→ PROBLEM TO WORK ON:
Every record must be written out once more, with nothing added or omitted.

———

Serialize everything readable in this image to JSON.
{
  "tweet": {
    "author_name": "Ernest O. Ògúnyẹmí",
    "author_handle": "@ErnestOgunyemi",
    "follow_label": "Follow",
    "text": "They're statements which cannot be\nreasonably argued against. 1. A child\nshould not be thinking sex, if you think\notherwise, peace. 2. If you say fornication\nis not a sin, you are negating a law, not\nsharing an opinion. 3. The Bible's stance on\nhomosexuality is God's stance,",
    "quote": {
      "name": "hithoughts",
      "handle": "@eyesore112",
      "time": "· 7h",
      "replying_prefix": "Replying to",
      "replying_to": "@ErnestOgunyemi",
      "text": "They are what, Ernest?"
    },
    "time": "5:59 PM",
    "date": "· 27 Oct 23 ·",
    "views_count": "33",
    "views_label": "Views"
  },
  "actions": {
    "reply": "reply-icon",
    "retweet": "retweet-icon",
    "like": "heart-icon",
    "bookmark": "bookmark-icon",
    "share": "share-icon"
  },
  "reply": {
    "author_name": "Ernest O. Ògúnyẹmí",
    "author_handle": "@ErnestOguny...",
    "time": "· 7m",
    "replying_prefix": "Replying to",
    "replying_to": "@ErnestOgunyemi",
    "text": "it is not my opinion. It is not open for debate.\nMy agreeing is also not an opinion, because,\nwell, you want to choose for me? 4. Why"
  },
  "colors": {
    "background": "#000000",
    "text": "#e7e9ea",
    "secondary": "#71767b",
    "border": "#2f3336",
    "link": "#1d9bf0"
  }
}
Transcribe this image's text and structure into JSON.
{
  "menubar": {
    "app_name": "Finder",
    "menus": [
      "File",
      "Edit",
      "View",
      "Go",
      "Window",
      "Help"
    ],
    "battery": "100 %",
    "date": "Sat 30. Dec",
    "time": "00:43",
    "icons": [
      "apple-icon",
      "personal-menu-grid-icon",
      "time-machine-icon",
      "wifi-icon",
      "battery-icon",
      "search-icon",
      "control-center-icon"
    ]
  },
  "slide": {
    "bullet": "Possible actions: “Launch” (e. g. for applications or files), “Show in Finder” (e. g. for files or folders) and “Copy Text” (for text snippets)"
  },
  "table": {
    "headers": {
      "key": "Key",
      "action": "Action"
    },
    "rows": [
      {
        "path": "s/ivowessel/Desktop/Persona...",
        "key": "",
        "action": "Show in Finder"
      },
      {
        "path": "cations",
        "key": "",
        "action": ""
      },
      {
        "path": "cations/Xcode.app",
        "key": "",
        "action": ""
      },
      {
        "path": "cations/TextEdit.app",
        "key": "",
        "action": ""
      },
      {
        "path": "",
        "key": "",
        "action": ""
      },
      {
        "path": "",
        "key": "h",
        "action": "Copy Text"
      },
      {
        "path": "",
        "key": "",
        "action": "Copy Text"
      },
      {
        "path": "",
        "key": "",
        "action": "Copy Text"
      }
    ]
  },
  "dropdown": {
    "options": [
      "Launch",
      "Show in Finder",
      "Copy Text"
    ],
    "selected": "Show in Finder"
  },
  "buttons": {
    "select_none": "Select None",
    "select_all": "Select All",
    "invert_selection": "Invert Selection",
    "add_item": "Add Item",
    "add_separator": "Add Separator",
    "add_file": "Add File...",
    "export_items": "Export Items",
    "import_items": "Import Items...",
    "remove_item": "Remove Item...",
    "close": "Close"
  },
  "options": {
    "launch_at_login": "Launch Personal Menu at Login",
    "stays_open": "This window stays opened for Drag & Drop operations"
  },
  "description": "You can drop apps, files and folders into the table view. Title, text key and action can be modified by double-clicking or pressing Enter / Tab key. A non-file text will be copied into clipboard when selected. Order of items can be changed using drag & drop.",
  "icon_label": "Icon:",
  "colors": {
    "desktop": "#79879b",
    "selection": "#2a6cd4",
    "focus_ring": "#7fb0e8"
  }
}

———

→ THE REPLY:
Serialize everything readable in this image to JSON.
{
  "tweet": {
    "author_name": "Ernest O. Ògúnyẹmí",
    "author_handle": "@ErnestOgunyemi",
    "follow_label": "Follow",
    "text": "They're statements which cannot be\nreasonably argued against. 1. A child\nshould not be thinking sex, if you think\notherwise, peace. 2. If you say fornication\nis not a sin, you are negating a law, not\nsharing an opinion. 3. The Bible's stance on\nhomosexuality is God's stance,",
    "quote": {
      "name": "hithoughts",
      "handle": "@eyesore112",
      "time": "· 7h",
      "replying_prefix": "Replying to",
      "replying_to": "@ErnestOgunyemi",
      "text": "They are what, Ernest?"
    },
    "time": "5:59 PM",
    "date": "· 27 Oct 23 ·",
    "views_count": "33",
    "views_label": "Views"
  },
  "actions": {
    "reply": "reply-icon",
    "retweet": "retweet-icon",
    "like": "heart-icon",
    "bookmark": "bookmark-icon",
    "share": "share-icon"
  },
  "reply": {
    "author_name": "Ernest O. Ògúnyẹmí",
    "author_handle": "@ErnestOguny...",
    "time": "· 7m",
    "replying_prefix": "Replying to",
    "replying_to": "@ErnestOgunyemi",
    "text": "it is not my opinion. It is not open for debate.\nMy agreeing is also not an opinion, because,\nwell, you want to choose for me? 4. Why"
  },
  "colors": {
    "background": "#000000",
    "text": "#e7e9ea",
    "secondary": "#71767b",
    "border": "#2f3336",
    "link": "#1d9bf0"
  }
}
Transcribe this image's text and structure into JSON.
{
  "menubar": {
    "app_name": "Finder",
    "menus": [
      "File",
      "Edit",
      "View",
      "Go",
      "Window",
      "Help"
    ],
    "battery": "100 %",
    "date": "Sat 30. Dec",
    "time": "00:43",
    "icons": [
      "apple-icon",
      "personal-menu-grid-icon",
      "time-machine-icon",
      "wifi-icon",
      "battery-icon",
      "search-icon",
      "control-center-icon"
    ]
  },
  "slide": {
    "bullet": "Possible actions: “Launch” (e. g. for applications or files), “Show in Finder” (e. g. for files or folders) and “Copy Text” (for text snippets)"
  },
  "table": {
    "headers": {
      "key": "Key",
      "action": "Action"
    },
    "rows": [
      {
        "path": "s/ivowessel/Desktop/Persona...",
        "key": "",
        "action": "Show in Finder"
      },
      {
        "path": "cations",
        "key": "",
        "action": ""
      },
      {
        "path": "cations/Xcode.app",
        "key": "",
        "action": ""
      },
      {
        "path": "cations/TextEdit.app",
        "key": "",
        "action": ""
      },
      {
        "path": "",
        "key": "",
        "action": ""
      },
      {
        "path": "",
        "key": "h",
        "action": "Copy Text"
      },
      {
        "path": "",
        "key": "",
        "action": "Copy Text"
      },
      {
        "path": "",
        "key": "",
        "action": "Copy Text"
      }
    ]
  },
  "dropdown": {
    "options": [
      "Launch",
      "Show in Finder",
      "Copy Text"
    ],
    "selected": "Show in Finder"
  },
  "buttons": {
    "select_none": "Select None",
    "select_all": "Select All",
    "invert_selection": "Invert Selection",
    "add_item": "Add Item",
    "add_separator": "Add Separator",
    "add_file": "Add File...",
    "export_items": "Export Items",
    "import_items": "Import Items...",
    "remove_item": "Remove Item...",
    "close": "Close"
  },
  "options": {
    "launch_at_login": "Launch Personal Menu at Login",
    "stays_open": "This window stays opened for Drag & Drop operations"
  },
  "description": "You can drop apps, files and folders into the table view. Title, text key and action can be modified by double-clicking or pressing Enter / Tab key. A non-file text will be copied into clipboard when selected. Order of items can be changed using drag & drop.",
  "icon_label": "Icon:",
  "colors": {
    "desktop": "#79879b",
    "selection": "#2a6cd4",
    "focus_ring": "#7fb0e8"
  }
}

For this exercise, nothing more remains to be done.